## Instructions for the task
Images embedded in the records are excluded; print everything else exactly as given.

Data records
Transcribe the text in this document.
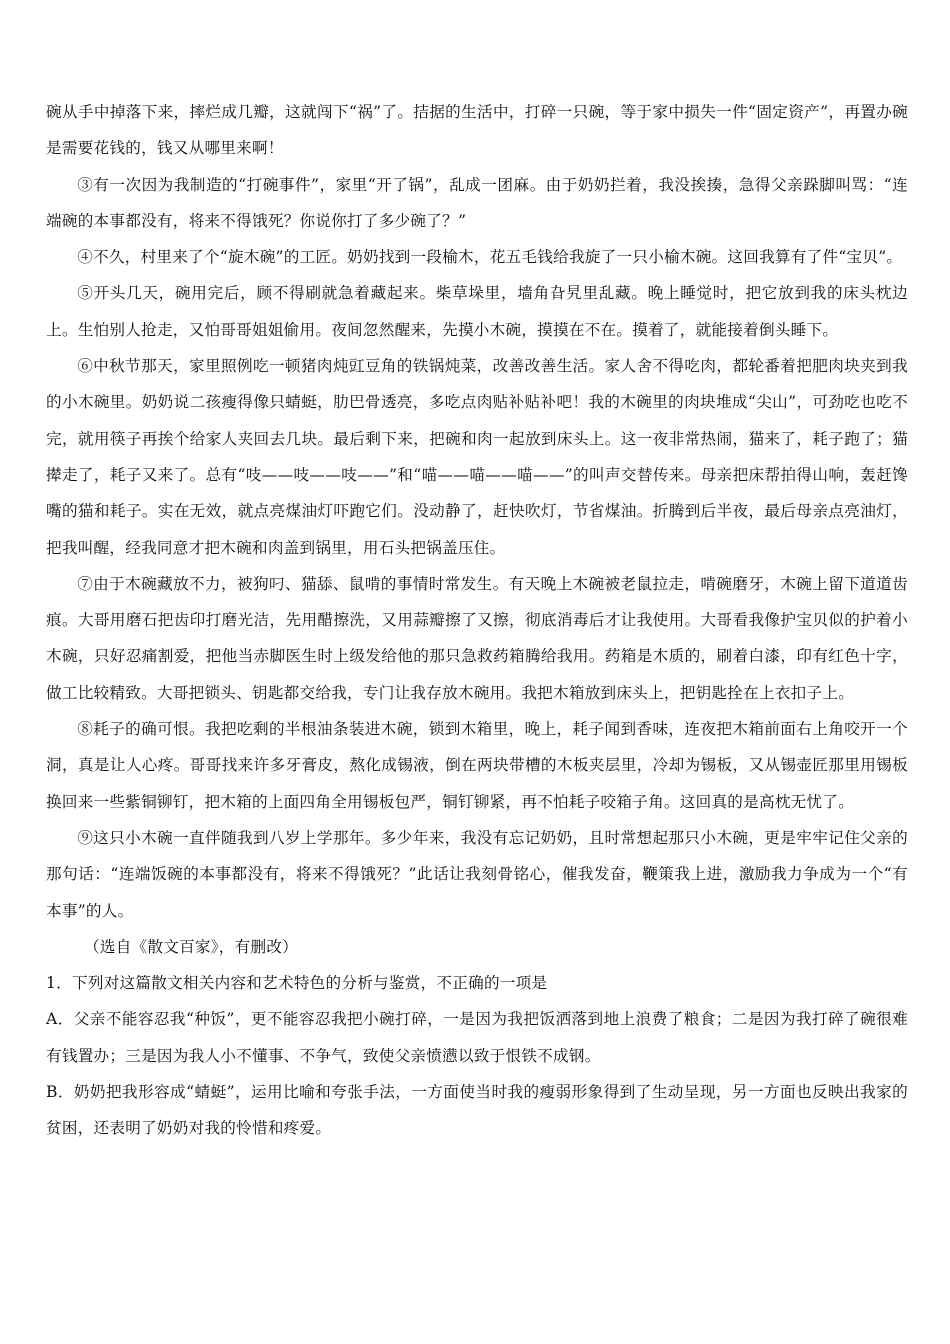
碗从手中掉落下来，摔烂成几瓣，这就闯下“祸”了。拮据的生活中，打碎一只碗，等于家中损失一件“固定资产”，再置办碗是需要花钱的，钱又从哪里来啊！

③有一次因为我制造的“打碗事件”，家里“开了锅”，乱成一团麻。由于奶奶拦着，我没挨揍，急得父亲跺脚叫骂：“连端碗的本事都没有，将来不得饿死？你说你打了多少碗了？”

④不久，村里来了个“旋木碗”的工匠。奶奶找到一段榆木，花五毛钱给我旋了一只小榆木碗。这回我算有了件“宝贝”。

⑤开头几天，碗用完后，顾不得刷就急着藏起来。柴草垛里，墙角旮旯里乱藏。晚上睡觉时，把它放到我的床头枕边上。生怕别人抢走，又怕哥哥姐姐偷用。夜间忽然醒来，先摸小木碗，摸摸在不在。摸着了，就能接着倒头睡下。

⑥中秋节那天，家里照例吃一顿猪肉炖豇豆角的铁锅炖菜，改善改善生活。家人舍不得吃肉，都轮番着把肥肉块夹到我的小木碗里。奶奶说二孩瘦得像只蜻蜓，肋巴骨透亮，多吃点肉贴补贴补吧！我的木碗里的肉块堆成“尖山”，可劲吃也吃不完，就用筷子再挨个给家人夹回去几块。最后剩下来，把碗和肉一起放到床头上。这一夜非常热闹，猫来了，耗子跑了；猫撵走了，耗子又来了。总有“吱——吱——吱——”和“喵——喵——喵——”的叫声交替传来。母亲把床帮拍得山响，轰赶馋嘴的猫和耗子。实在无效，就点亮煤油灯吓跑它们。没动静了，赶快吹灯，节省煤油。折腾到后半夜，最后母亲点亮油灯，把我叫醒，经我同意才把木碗和肉盖到锅里，用石头把锅盖压住。

⑦由于木碗藏放不力，被狗叼、猫舔、鼠啃的事情时常发生。有天晚上木碗被老鼠拉走，啃碗磨牙，木碗上留下道道齿痕。大哥用磨石把齿印打磨光洁，先用醋擦洗，又用蒜瓣擦了又擦，彻底消毒后才让我使用。大哥看我像护宝贝似的护着小木碗，只好忍痛割爱，把他当赤脚医生时上级发给他的那只急救药箱腾给我用。药箱是木质的，刷着白漆，印有红色十字，做工比较精致。大哥把锁头、钥匙都交给我，专门让我存放木碗用。我把木箱放到床头上，把钥匙拴在上衣扣子上。

⑧耗子的确可恨。我把吃剩的半根油条装进木碗，锁到木箱里，晚上，耗子闻到香味，连夜把木箱前面右上角咬开一个洞，真是让人心疼。哥哥找来许多牙膏皮，熬化成锡液，倒在两块带槽的木板夹层里，冷却为锡板，又从锡壶匠那里用锡板换回来一些紫铜铆钉，把木箱的上面四角全用锡板包严，铜钉铆紧，再不怕耗子咬箱子角。这回真的是高枕无忧了。

⑨这只小木碗一直伴随我到八岁上学那年。多少年来，我没有忘记奶奶，且时常想起那只小木碗，更是牢牢记住父亲的那句话：“连端饭碗的本事都没有，将来不得饿死？”此话让我刻骨铭心，催我发奋，鞭策我上进，激励我力争成为一个“有本事”的人。

（选自《散文百家》，有删改）

1．下列对这篇散文相关内容和艺术特色的分析与鉴赏，不正确的一项是

A．父亲不能容忍我“种饭”，更不能容忍我把小碗打碎，一是因为我把饭洒落到地上浪费了粮食；二是因为我打碎了碗很难有钱置办；三是因为我人小不懂事、不争气，致使父亲愤懑以致于恨铁不成钢。

B．奶奶把我形容成“蜻蜓”，运用比喻和夸张手法，一方面使当时我的瘦弱形象得到了生动呈现，另一方面也反映出我家的贫困，还表明了奶奶对我的怜惜和疼爱。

## Task response
Transcribe the text in this document.
碗从手中掉落下来，摔烂成几瓣，这就闯下“祸”了。拮据的生活中，打碎一只碗，等于家中损失一件“固定资产”，再置办碗是需要花钱的，钱又从哪里来啊！

③有一次因为我制造的“打碗事件”，家里“开了锅”，乱成一团麻。由于奶奶拦着，我没挨揍，急得父亲跺脚叫骂：“连端碗的本事都没有，将来不得饿死？你说你打了多少碗了？”

④不久，村里来了个“旋木碗”的工匠。奶奶找到一段榆木，花五毛钱给我旋了一只小榆木碗。这回我算有了件“宝贝”。

⑤开头几天，碗用完后，顾不得刷就急着藏起来。柴草垛里，墙角旮旯里乱藏。晚上睡觉时，把它放到我的床头枕边上。生怕别人抢走，又怕哥哥姐姐偷用。夜间忽然醒来，先摸小木碗，摸摸在不在。摸着了，就能接着倒头睡下。

⑥中秋节那天，家里照例吃一顿猪肉炖豇豆角的铁锅炖菜，改善改善生活。家人舍不得吃肉，都轮番着把肥肉块夹到我的小木碗里。奶奶说二孩瘦得像只蜻蜓，肋巴骨透亮，多吃点肉贴补贴补吧！我的木碗里的肉块堆成“尖山”，可劲吃也吃不完，就用筷子再挨个给家人夹回去几块。最后剩下来，把碗和肉一起放到床头上。这一夜非常热闹，猫来了，耗子跑了；猫撵走了，耗子又来了。总有“吱——吱——吱——”和“喵——喵——喵——”的叫声交替传来。母亲把床帮拍得山响，轰赶馋嘴的猫和耗子。实在无效，就点亮煤油灯吓跑它们。没动静了，赶快吹灯，节省煤油。折腾到后半夜，最后母亲点亮油灯，把我叫醒，经我同意才把木碗和肉盖到锅里，用石头把锅盖压住。

⑦由于木碗藏放不力，被狗叼、猫舔、鼠啃的事情时常发生。有天晚上木碗被老鼠拉走，啃碗磨牙，木碗上留下道道齿痕。大哥用磨石把齿印打磨光洁，先用醋擦洗，又用蒜瓣擦了又擦，彻底消毒后才让我使用。大哥看我像护宝贝似的护着小木碗，只好忍痛割爱，把他当赤脚医生时上级发给他的那只急救药箱腾给我用。药箱是木质的，刷着白漆，印有红色十字，做工比较精致。大哥把锁头、钥匙都交给我，专门让我存放木碗用。我把木箱放到床头上，把钥匙拴在上衣扣子上。

⑧耗子的确可恨。我把吃剩的半根油条装进木碗，锁到木箱里，晚上，耗子闻到香味，连夜把木箱前面右上角咬开一个洞，真是让人心疼。哥哥找来许多牙膏皮，熬化成锡液，倒在两块带槽的木板夹层里，冷却为锡板，又从锡壶匠那里用锡板换回来一些紫铜铆钉，把木箱的上面四角全用锡板包严，铜钉铆紧，再不怕耗子咬箱子角。这回真的是高枕无忧了。

⑨这只小木碗一直伴随我到八岁上学那年。多少年来，我没有忘记奶奶，且时常想起那只小木碗，更是牢牢记住父亲的那句话：“连端饭碗的本事都没有，将来不得饿死？”此话让我刻骨铭心，催我发奋，鞭策我上进，激励我力争成为一个“有本事”的人。

（选自《散文百家》，有删改）

1．下列对这篇散文相关内容和艺术特色的分析与鉴赏，不正确的一项是

A．父亲不能容忍我“种饭”，更不能容忍我把小碗打碎，一是因为我把饭洒落到地上浪费了粮食；二是因为我打碎了碗很难有钱置办；三是因为我人小不懂事、不争气，致使父亲愤懑以致于恨铁不成钢。

B．奶奶把我形容成“蜻蜓”，运用比喻和夸张手法，一方面使当时我的瘦弱形象得到了生动呈现，另一方面也反映出我家的贫困，还表明了奶奶对我的怜惜和疼爱。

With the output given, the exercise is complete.